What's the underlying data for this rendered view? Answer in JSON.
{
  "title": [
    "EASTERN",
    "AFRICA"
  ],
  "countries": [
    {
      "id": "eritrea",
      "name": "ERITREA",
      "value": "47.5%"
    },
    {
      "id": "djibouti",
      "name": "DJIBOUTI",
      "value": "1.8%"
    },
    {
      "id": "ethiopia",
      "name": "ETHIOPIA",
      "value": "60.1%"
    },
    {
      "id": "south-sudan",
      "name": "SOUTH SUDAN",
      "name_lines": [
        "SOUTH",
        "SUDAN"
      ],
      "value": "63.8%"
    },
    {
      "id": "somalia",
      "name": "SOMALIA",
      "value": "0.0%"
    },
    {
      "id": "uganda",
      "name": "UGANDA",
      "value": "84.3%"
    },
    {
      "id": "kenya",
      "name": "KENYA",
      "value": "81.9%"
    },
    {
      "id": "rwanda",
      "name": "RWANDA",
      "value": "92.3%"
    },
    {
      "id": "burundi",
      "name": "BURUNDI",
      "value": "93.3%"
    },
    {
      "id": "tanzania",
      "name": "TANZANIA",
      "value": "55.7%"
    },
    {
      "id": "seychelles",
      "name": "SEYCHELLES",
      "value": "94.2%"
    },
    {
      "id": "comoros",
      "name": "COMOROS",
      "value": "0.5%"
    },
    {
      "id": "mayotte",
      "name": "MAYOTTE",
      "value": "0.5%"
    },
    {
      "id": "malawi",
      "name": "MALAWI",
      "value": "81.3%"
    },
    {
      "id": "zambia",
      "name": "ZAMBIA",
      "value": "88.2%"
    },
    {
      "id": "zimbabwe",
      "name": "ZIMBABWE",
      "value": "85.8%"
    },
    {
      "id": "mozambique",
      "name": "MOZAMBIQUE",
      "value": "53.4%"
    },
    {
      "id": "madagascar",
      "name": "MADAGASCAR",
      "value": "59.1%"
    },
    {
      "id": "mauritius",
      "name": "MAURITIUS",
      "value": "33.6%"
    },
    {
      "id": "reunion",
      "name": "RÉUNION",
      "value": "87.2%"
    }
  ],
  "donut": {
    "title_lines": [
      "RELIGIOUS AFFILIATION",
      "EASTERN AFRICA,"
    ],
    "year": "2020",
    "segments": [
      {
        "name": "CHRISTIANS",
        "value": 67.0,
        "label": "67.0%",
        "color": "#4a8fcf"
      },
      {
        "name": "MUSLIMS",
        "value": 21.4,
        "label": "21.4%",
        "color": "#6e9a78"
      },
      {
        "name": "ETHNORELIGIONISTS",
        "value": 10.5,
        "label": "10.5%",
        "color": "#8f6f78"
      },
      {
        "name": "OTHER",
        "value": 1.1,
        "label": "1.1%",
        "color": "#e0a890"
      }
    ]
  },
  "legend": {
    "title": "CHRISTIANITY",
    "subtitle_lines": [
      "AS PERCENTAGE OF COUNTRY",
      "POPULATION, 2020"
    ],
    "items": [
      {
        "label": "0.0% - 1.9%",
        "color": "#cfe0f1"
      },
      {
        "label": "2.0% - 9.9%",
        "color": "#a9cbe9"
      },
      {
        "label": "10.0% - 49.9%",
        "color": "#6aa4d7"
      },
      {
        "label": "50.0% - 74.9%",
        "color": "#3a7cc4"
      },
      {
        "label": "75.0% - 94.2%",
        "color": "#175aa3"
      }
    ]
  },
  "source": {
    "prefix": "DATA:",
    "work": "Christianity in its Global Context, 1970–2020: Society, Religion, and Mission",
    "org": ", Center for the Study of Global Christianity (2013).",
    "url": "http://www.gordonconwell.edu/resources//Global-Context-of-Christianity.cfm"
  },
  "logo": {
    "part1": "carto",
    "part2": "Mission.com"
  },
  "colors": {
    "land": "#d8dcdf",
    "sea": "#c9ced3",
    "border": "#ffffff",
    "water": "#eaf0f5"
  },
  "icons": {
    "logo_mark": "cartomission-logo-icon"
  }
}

---

## INSTRUCTIONS TO FOLLOW
Write every line of the material above again, exactly.

## REPLY
What's the underlying data for this rendered view? Answer in JSON.
{
  "title": [
    "EASTERN",
    "AFRICA"
  ],
  "countries": [
    {
      "id": "eritrea",
      "name": "ERITREA",
      "value": "47.5%"
    },
    {
      "id": "djibouti",
      "name": "DJIBOUTI",
      "value": "1.8%"
    },
    {
      "id": "ethiopia",
      "name": "ETHIOPIA",
      "value": "60.1%"
    },
    {
      "id": "south-sudan",
      "name": "SOUTH SUDAN",
      "name_lines": [
        "SOUTH",
        "SUDAN"
      ],
      "value": "63.8%"
    },
    {
      "id": "somalia",
      "name": "SOMALIA",
      "value": "0.0%"
    },
    {
      "id": "uganda",
      "name": "UGANDA",
      "value": "84.3%"
    },
    {
      "id": "kenya",
      "name": "KENYA",
      "value": "81.9%"
    },
    {
      "id": "rwanda",
      "name": "RWANDA",
      "value": "92.3%"
    },
    {
      "id": "burundi",
      "name": "BURUNDI",
      "value": "93.3%"
    },
    {
      "id": "tanzania",
      "name": "TANZANIA",
      "value": "55.7%"
    },
    {
      "id": "seychelles",
      "name": "SEYCHELLES",
      "value": "94.2%"
    },
    {
      "id": "comoros",
      "name": "COMOROS",
      "value": "0.5%"
    },
    {
      "id": "mayotte",
      "name": "MAYOTTE",
      "value": "0.5%"
    },
    {
      "id": "malawi",
      "name": "MALAWI",
      "value": "81.3%"
    },
    {
      "id": "zambia",
      "name": "ZAMBIA",
      "value": "88.2%"
    },
    {
      "id": "zimbabwe",
      "name": "ZIMBABWE",
      "value": "85.8%"
    },
    {
      "id": "mozambique",
      "name": "MOZAMBIQUE",
      "value": "53.4%"
    },
    {
      "id": "madagascar",
      "name": "MADAGASCAR",
      "value": "59.1%"
    },
    {
      "id": "mauritius",
      "name": "MAURITIUS",
      "value": "33.6%"
    },
    {
      "id": "reunion",
      "name": "RÉUNION",
      "value": "87.2%"
    }
  ],
  "donut": {
    "title_lines": [
      "RELIGIOUS AFFILIATION",
      "EASTERN AFRICA,"
    ],
    "year": "2020",
    "segments": [
      {
        "name": "CHRISTIANS",
        "value": 67.0,
        "label": "67.0%",
        "color": "#4a8fcf"
      },
      {
        "name": "MUSLIMS",
        "value": 21.4,
        "label": "21.4%",
        "color": "#6e9a78"
      },
      {
        "name": "ETHNORELIGIONISTS",
        "value": 10.5,
        "label": "10.5%",
        "color": "#8f6f78"
      },
      {
        "name": "OTHER",
        "value": 1.1,
        "label": "1.1%",
        "color": "#e0a890"
      }
    ]
  },
  "legend": {
    "title": "CHRISTIANITY",
    "subtitle_lines": [
      "AS PERCENTAGE OF COUNTRY",
      "POPULATION, 2020"
    ],
    "items": [
      {
        "label": "0.0% - 1.9%",
        "color": "#cfe0f1"
      },
      {
        "label": "2.0% - 9.9%",
        "color": "#a9cbe9"
      },
      {
        "label": "10.0% - 49.9%",
        "color": "#6aa4d7"
      },
      {
        "label": "50.0% - 74.9%",
        "color": "#3a7cc4"
      },
      {
        "label": "75.0% - 94.2%",
        "color": "#175aa3"
      }
    ]
  },
  "source": {
    "prefix": "DATA:",
    "work": "Christianity in its Global Context, 1970–2020: Society, Religion, and Mission",
    "org": ", Center for the Study of Global Christianity (2013).",
    "url": "http://www.gordonconwell.edu/resources//Global-Context-of-Christianity.cfm"
  },
  "logo": {
    "part1": "carto",
    "part2": "Mission.com"
  },
  "colors": {
    "land": "#d8dcdf",
    "sea": "#c9ced3",
    "border": "#ffffff",
    "water": "#eaf0f5"
  },
  "icons": {
    "logo_mark": "cartomission-logo-icon"
  }
}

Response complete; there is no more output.